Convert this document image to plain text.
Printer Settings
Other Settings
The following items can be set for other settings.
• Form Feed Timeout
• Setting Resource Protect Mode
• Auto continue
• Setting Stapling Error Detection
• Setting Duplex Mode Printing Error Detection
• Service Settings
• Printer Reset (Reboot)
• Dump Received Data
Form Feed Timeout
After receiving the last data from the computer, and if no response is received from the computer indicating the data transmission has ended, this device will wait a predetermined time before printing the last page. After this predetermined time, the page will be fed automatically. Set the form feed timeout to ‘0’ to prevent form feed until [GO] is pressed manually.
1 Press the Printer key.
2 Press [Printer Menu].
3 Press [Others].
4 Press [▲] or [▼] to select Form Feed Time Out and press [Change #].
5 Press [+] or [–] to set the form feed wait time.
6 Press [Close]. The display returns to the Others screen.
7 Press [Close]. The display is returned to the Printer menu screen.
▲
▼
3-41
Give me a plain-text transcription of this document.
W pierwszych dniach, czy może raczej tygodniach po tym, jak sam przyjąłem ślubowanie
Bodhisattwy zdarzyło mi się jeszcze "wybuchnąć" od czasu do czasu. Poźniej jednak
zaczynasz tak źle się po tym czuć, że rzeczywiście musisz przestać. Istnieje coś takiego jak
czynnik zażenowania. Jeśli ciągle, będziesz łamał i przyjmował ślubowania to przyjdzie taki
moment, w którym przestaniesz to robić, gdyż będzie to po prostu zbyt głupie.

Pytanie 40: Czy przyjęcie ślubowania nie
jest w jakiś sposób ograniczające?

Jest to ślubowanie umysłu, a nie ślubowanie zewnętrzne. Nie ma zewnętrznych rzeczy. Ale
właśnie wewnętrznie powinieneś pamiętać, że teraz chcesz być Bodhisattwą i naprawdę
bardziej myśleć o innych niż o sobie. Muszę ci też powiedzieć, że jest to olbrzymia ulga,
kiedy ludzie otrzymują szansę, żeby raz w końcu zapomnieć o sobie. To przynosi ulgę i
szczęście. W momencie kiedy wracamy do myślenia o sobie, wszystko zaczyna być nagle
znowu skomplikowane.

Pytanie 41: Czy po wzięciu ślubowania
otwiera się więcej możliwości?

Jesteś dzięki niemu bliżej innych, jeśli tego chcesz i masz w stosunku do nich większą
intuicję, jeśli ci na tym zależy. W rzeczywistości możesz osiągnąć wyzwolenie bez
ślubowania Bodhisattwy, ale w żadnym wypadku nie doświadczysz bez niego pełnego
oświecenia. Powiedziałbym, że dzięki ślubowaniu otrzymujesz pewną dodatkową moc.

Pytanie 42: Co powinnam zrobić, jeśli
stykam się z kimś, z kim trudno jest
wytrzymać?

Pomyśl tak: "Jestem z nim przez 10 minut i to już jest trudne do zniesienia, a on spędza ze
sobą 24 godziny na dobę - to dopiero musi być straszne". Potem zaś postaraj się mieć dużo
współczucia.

○ ○ ○

**Written problem**:
From the listing above, copy every line that includes the word "ślubowania".

**Exercise result**:
czynnik zażenowania. Jeśli ciągle, będziesz łamał i przyjmował ślubowania to przyjdzie taki
Pytanie 40: Czy przyjęcie ślubowania nie
Pytanie 41: Czy po wzięciu ślubowania
ślubowania Bodhisattwy, ale w żadnym wypadku nie doświadczysz bez niego pełnego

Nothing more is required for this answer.